▸ Given task: Take every line from the listing below that contains "Services".
——
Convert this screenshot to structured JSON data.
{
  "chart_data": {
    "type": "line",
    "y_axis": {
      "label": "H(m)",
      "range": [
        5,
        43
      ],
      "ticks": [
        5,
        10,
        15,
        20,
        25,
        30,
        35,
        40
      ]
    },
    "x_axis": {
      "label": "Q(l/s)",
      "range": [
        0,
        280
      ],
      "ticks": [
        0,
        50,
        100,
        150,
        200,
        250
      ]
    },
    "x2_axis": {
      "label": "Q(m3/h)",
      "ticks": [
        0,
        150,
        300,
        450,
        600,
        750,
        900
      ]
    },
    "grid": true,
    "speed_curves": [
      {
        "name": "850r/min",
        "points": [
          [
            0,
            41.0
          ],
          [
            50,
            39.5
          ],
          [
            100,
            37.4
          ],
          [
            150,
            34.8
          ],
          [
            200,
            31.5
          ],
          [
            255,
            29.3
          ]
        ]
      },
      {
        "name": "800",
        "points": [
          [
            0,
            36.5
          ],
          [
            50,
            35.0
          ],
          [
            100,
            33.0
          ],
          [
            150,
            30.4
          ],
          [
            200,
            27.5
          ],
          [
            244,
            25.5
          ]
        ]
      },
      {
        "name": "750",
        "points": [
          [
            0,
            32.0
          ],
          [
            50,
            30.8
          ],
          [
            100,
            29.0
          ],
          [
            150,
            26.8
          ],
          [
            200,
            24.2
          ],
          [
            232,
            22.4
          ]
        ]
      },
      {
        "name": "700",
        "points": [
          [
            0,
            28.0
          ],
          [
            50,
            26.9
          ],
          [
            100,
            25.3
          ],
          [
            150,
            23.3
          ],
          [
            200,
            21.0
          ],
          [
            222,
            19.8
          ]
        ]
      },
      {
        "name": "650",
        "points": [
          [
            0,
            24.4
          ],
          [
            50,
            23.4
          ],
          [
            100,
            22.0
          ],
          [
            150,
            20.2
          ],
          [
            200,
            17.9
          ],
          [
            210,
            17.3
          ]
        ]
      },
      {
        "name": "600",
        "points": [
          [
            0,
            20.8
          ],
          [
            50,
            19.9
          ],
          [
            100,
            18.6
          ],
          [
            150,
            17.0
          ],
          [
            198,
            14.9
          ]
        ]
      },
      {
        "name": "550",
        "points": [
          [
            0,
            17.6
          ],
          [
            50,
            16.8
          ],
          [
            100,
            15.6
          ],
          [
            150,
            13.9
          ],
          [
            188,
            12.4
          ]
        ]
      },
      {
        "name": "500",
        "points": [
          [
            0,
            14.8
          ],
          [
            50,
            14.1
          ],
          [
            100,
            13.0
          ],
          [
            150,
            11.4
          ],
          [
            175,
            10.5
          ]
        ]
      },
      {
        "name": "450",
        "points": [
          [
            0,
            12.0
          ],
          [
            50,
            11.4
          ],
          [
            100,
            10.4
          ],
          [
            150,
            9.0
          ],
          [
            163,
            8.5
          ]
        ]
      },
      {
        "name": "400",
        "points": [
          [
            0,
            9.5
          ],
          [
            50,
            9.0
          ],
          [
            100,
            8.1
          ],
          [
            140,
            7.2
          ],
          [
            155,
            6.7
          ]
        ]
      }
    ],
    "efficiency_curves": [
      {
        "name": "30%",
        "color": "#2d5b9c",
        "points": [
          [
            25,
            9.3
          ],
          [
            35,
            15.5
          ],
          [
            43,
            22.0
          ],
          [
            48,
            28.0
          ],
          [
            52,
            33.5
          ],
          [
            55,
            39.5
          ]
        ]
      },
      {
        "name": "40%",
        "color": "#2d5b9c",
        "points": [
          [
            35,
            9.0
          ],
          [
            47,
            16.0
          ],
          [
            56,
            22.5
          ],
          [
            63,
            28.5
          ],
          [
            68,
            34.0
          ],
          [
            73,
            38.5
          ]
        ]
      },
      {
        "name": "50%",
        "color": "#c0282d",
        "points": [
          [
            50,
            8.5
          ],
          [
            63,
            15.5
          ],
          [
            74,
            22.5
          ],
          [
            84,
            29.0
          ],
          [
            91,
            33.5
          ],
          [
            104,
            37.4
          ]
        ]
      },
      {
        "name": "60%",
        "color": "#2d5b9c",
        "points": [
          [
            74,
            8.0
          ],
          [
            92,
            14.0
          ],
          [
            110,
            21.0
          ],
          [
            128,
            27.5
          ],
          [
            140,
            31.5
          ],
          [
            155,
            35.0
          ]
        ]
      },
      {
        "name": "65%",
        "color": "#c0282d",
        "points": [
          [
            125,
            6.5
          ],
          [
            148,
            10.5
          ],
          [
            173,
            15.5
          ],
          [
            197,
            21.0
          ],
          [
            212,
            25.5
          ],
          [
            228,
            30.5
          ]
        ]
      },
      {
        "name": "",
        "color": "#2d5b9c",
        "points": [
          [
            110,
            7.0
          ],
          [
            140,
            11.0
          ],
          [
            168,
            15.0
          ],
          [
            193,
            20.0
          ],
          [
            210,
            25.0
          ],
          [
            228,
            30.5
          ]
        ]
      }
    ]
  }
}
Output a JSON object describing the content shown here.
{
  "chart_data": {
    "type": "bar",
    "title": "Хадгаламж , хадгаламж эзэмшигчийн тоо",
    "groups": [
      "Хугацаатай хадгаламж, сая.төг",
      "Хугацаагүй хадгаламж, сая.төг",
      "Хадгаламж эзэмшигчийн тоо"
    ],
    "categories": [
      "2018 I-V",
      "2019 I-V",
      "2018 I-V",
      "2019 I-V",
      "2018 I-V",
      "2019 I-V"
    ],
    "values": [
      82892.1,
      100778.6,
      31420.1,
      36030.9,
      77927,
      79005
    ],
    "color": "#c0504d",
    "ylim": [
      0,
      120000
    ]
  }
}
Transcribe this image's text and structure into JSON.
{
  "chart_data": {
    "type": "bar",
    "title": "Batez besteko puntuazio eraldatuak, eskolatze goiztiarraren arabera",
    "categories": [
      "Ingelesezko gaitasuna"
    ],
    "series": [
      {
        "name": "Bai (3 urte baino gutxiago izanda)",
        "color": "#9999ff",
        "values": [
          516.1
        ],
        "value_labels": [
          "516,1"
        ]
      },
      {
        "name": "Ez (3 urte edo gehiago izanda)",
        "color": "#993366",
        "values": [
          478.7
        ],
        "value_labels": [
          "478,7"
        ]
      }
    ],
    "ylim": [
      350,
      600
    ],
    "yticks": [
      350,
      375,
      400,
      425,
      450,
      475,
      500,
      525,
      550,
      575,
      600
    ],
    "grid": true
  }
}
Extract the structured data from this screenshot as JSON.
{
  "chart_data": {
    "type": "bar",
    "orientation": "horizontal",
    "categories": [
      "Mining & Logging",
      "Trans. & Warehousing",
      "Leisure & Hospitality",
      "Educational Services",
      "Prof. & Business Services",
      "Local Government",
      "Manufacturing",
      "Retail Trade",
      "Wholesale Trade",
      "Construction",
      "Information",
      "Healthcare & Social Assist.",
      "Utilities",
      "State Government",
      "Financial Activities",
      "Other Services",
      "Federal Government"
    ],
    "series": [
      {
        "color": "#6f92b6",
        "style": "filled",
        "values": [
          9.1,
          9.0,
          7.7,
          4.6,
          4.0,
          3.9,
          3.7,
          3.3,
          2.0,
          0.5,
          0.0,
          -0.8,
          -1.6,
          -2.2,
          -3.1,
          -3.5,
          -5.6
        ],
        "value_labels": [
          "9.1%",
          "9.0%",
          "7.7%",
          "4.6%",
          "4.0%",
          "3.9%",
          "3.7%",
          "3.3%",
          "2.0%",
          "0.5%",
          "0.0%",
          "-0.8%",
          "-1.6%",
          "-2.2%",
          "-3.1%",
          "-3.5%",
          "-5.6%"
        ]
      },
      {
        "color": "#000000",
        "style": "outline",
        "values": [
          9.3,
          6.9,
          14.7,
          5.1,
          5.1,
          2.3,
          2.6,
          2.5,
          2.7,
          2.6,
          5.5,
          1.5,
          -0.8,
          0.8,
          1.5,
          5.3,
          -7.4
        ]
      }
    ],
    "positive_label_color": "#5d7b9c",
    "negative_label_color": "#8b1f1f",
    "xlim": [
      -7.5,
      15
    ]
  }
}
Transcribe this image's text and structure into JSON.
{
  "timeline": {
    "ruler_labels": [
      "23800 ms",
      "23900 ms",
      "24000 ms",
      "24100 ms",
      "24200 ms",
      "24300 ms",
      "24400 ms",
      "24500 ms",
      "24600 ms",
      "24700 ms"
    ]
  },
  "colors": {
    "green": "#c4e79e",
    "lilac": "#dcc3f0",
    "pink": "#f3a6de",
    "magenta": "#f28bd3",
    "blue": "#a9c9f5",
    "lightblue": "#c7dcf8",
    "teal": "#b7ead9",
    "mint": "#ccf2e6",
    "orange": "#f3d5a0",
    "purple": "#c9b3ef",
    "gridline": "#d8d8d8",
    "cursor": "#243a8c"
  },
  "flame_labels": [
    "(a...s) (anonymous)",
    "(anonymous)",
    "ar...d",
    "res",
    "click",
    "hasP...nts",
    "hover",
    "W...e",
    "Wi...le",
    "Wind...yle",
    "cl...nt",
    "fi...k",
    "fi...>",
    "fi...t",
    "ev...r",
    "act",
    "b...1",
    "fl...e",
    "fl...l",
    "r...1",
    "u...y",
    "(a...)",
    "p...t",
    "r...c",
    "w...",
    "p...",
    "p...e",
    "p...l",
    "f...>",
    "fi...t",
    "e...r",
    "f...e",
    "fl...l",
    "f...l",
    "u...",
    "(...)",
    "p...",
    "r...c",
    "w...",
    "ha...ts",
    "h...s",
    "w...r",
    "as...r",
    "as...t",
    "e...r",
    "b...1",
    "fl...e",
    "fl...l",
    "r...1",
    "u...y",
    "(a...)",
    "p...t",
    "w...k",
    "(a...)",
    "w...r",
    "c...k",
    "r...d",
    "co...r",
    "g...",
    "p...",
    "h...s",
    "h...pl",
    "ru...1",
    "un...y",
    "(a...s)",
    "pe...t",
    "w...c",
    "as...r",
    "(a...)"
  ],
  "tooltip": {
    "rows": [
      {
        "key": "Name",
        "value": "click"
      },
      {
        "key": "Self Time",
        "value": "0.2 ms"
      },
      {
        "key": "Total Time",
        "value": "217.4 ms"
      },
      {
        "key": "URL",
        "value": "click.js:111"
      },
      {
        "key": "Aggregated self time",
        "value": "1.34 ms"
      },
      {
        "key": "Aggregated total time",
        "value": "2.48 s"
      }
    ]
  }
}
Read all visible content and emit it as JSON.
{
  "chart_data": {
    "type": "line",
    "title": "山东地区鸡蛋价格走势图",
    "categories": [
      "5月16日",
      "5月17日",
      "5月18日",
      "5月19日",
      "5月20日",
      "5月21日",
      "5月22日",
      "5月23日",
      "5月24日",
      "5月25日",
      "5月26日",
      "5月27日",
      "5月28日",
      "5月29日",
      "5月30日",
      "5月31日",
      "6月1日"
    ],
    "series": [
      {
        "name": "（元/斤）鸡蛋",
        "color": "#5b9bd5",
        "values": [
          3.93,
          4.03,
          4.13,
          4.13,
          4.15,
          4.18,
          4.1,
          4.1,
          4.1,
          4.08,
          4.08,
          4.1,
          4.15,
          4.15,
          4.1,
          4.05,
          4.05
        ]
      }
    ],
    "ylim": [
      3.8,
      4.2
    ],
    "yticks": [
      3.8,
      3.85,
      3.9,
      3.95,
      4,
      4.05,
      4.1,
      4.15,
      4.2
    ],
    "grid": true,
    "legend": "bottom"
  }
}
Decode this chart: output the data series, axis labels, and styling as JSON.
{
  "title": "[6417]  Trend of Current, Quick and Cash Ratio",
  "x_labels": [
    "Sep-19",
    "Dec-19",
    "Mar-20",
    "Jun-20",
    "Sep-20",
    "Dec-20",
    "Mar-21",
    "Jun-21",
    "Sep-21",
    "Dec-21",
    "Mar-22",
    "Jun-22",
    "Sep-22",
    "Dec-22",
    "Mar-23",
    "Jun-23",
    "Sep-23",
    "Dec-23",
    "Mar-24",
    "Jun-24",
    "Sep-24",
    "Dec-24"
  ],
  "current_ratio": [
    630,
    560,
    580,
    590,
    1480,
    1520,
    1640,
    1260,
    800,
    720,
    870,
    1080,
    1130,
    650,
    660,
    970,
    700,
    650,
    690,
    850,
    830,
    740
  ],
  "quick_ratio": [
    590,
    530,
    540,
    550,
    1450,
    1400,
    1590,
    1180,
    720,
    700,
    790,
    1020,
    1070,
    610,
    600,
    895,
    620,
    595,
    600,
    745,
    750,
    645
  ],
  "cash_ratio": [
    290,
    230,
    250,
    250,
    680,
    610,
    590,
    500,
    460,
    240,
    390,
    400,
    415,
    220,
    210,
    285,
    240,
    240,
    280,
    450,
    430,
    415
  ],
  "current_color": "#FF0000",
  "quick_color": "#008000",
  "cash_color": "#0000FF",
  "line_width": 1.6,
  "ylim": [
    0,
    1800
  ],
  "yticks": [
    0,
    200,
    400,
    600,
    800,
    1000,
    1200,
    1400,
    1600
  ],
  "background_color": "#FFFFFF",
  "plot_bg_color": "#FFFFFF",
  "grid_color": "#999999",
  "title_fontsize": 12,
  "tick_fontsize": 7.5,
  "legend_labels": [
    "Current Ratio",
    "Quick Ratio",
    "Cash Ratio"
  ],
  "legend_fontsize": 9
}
——
▸ The response:
      "Educational Services",
      "Prof. & Business Services",
      "Other Services",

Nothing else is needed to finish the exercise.